::: TEXT EXTRACT
What do I mean? Well, if a metaphor or simile is not logically sound then it lands like a lame joke. With crickets. Though “a metaphor is a bird without fins” may sound profound, unless an explanation is included for why a bird would have fins in the first place, the idea just leaves the reader confused. Another thing to consider is tone. Similes and metaphors must match the tone of the rest of the piece. The simile “Clara held her boyfriend’s love in her hand like a bloody dagger” wouldn’t really fit in a romantic comedy. Similes and metaphors can easily change the tone of a piece, too. The difference between “Clara held the weapon of her boyfriend’s love in her hand” and “Clara held the butterfly of her boyfriend’s love in her hand” is only one word.

 

April ‘Poetry’ Slam: Microprose

Charles Dickens was paid by the word, and it shows. I mean, if you’ve ever read Oliver Twist, we bet you found yourself wondering if all those words were really necessary to move the story forward. It’s a question we should all face every day while editing our own work, to be honest: why all these words? How can we tell our story without forcing the reader to slog through a whole bunch of extra text and without losing the essence or the voice? This month, instead of looking for ways to flesh out your writing, we’ll be talking about ways to trim it down – just in time for the first grid of our monthly microprose challenge! Learn more from Christine here.

Prompt Up!
::::::
**TO-DO LIST:**
1) In the writing advice excerpt, how was Charles Dickens paid?
2) Rewrite the stretch of the writing advice excerpt from "April ‘Poetry’ Slam: Microprose" through "more from Christine here.", replacing "trim" with "cut".
3) Extend the writing advice excerpt, picking up after its final line.
The listing that comes next is separate material and is not part of the writing advice excerpt.
::: PROVIDED RECORDS
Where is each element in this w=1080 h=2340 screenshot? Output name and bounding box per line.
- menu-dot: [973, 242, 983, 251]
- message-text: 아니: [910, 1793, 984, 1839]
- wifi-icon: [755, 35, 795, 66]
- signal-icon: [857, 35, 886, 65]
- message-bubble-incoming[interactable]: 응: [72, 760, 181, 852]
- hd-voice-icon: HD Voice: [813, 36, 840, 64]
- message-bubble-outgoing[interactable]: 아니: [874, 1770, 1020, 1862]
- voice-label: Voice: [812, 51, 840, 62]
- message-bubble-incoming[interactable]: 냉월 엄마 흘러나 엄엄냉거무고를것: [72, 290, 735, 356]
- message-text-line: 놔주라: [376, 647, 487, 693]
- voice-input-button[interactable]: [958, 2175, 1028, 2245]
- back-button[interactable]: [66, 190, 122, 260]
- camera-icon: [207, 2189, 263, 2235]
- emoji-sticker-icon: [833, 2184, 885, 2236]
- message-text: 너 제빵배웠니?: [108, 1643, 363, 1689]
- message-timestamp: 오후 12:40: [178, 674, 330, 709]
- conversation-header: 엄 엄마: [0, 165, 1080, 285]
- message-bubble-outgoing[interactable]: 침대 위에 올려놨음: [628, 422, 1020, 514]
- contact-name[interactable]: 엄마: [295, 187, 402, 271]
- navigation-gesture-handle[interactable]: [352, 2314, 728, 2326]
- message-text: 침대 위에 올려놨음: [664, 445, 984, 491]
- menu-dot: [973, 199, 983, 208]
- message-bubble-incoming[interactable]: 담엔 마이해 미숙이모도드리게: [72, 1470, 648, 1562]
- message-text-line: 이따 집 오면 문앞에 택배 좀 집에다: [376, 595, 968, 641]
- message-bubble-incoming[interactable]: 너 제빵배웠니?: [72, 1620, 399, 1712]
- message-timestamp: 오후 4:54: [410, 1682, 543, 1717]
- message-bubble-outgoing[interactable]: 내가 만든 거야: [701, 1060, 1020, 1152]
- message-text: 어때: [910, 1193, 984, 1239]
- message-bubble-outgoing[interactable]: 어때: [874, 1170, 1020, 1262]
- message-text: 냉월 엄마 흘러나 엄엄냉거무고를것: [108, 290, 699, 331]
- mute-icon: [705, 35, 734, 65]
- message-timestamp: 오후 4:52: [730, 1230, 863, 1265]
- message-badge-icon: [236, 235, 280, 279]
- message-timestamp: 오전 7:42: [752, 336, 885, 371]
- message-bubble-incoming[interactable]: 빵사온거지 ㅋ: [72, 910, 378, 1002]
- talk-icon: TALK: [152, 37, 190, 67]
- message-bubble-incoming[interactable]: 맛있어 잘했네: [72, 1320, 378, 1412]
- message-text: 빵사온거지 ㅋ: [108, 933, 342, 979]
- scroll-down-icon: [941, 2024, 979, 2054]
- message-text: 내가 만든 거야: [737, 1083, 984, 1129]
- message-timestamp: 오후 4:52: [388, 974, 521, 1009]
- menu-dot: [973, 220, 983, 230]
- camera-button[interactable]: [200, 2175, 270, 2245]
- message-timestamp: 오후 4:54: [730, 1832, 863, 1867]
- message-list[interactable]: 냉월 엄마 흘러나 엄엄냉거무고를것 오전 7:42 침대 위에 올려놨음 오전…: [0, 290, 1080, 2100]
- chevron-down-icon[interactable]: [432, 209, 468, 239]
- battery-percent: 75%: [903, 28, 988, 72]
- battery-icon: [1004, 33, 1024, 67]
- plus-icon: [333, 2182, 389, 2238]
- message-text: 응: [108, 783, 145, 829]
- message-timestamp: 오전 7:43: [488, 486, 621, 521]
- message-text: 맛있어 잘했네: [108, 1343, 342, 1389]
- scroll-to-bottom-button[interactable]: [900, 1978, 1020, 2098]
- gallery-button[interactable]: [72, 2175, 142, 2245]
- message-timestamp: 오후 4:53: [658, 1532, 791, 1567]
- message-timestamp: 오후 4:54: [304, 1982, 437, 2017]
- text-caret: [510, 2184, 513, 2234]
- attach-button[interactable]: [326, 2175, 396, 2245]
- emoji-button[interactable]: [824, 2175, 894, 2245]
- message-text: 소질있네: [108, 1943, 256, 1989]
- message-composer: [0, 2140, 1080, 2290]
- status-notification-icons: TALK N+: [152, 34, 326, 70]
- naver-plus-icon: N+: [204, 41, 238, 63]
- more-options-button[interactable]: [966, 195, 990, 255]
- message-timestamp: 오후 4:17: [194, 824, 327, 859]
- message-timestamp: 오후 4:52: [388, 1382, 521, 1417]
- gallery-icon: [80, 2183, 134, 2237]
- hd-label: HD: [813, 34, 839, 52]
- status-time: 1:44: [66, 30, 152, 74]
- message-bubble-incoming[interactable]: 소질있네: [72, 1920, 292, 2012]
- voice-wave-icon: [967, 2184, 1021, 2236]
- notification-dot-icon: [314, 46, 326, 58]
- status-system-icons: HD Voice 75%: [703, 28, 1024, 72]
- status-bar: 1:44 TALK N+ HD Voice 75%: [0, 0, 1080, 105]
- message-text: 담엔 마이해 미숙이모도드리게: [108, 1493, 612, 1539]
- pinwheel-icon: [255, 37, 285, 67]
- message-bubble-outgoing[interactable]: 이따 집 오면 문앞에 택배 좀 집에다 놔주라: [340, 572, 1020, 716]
::::::
**RESULTS FOR THE EXERCISE:**
1) He was paid by the word.

2)
April ‘Poetry’ Slam: Microprose

Charles Dickens was paid by the word, and it shows. I mean, if you’ve ever read Oliver Twist, we bet you found yourself wondering if all those words were really necessary to move the story forward. It’s a question we should all face every day while editing our own work, to be honest: why all these words? How can we tell our story without forcing the reader to slog through a whole bunch of extra text and without losing the essence or the voice? This month, instead of looking for ways to flesh out your writing, we’ll be talking about ways to cut it down – just in time for the first grid of our monthly microprose challenge! Learn more from Christine here.

3)
Prompt Up is our optional weekly writing prompt for the fiction|poetry challenge! Here’s how it works: we choose a sentence prompt from last week’s winning nonfiction post and announce it in the kickoff. It’s your job to use that prompt in your poem or story and then run with it. The prompt is just a springboard, though: feel free to use it as your first sentence, move it, change it, or float it down to other territories.

This week’s Prompt Up comes to us from Laissez Faire’s post, In Between the Blurred Lines. It is: “They freaked me out.”

How to submit and fully participate in the challenge:

Basic YeahWrite guidelines: 750 word limit; your entry can be dated no earlier than this past Sunday; fiction or poetry only.

1. In the sidebar of this week’s post, please grab the code beneath the fiction|poetry badge and paste it into the HTML view of your entry;
2. Follow the Inlinkz instructions after clicking “add your link” to upload your entry to this week’s challenge grid;
3. Your entry should appear immediately on the grid if you don’t receive an error message;
4. Please make the rounds to read all the entries in this week’s challenge; and
5. Consider turning off moderated comments and CAPTCHA on your own blog.

Submissions for this week’s challenges will close on Wednesday at 10pm ET. Voting will then open immediately thereafter and close on Thursday at 10pm ET. The winners, as always, will be celebrated on Friday.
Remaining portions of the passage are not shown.